Please pull out every line in the entries below that contains the string "Metric". Case counts, so match capital and lowercase letters precisely.

------ Data section

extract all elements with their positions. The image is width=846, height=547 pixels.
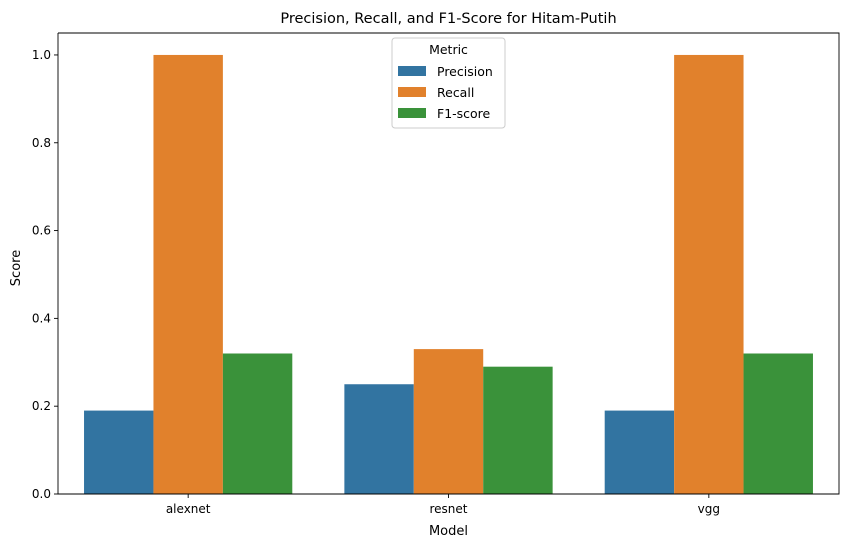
bar-vgg-recall: [674, 54, 744, 494]
bar-resnet-recall: [413, 349, 484, 494]
x-tick-label: vgg: [698, 502, 720, 516]
plot-frame: [57, 32, 840, 495]
bar-alexnet-f1-score: [222, 353, 293, 494]
bar-alexnet-recall: [153, 54, 223, 494]
legend-swatch: [398, 87, 426, 97]
legend-title: Metric: [429, 42, 468, 57]
legend-swatch: [398, 108, 426, 118]
x-axis-label: Model: [429, 524, 468, 539]
x-tick-label: alexnet: [166, 502, 211, 516]
y-axis-label: Score: [9, 250, 24, 286]
bar-vgg-precision: [604, 410, 675, 494]
legend-frame: [391, 37, 506, 129]
y-tick-label: 0.2: [32, 399, 51, 413]
legend: Metric Precision Recall F1-score: [391, 37, 506, 129]
bar-alexnet-precision: [84, 410, 154, 494]
y-tick-label: 0.8: [32, 136, 51, 150]
bar-resnet-f1-score: [483, 366, 553, 494]
y-tick-label: 1.0: [32, 48, 51, 62]
y-tick-label: 0.4: [32, 311, 51, 325]
y-tick-label: 0.0: [32, 487, 51, 501]
legend-entry-label: Precision: [437, 64, 493, 79]
bars-group: [84, 54, 813, 494]
chart-title: Precision, Recall, and F1-Score for Hita…: [280, 11, 616, 27]
legend-entry-label: Recall: [437, 85, 474, 100]
axes-group: 0.0 0.2 0.4 0.6 0.8 1.0 alexnet resnet vgg: [32, 32, 840, 516]
legend-swatch: [398, 66, 426, 76]
legend-entry-label: F1-score: [437, 106, 491, 121]
x-tick-label: resnet: [430, 502, 468, 516]
y-tick-label: 0.6: [32, 224, 51, 238]
bar-vgg-f1-score: [743, 353, 813, 494]
bar-resnet-precision: [344, 384, 414, 494]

------------

→ **Task output**:
legend-title: Metric: [429, 42, 468, 57]
legend: Metric Precision Recall F1-score: [391, 37, 506, 129]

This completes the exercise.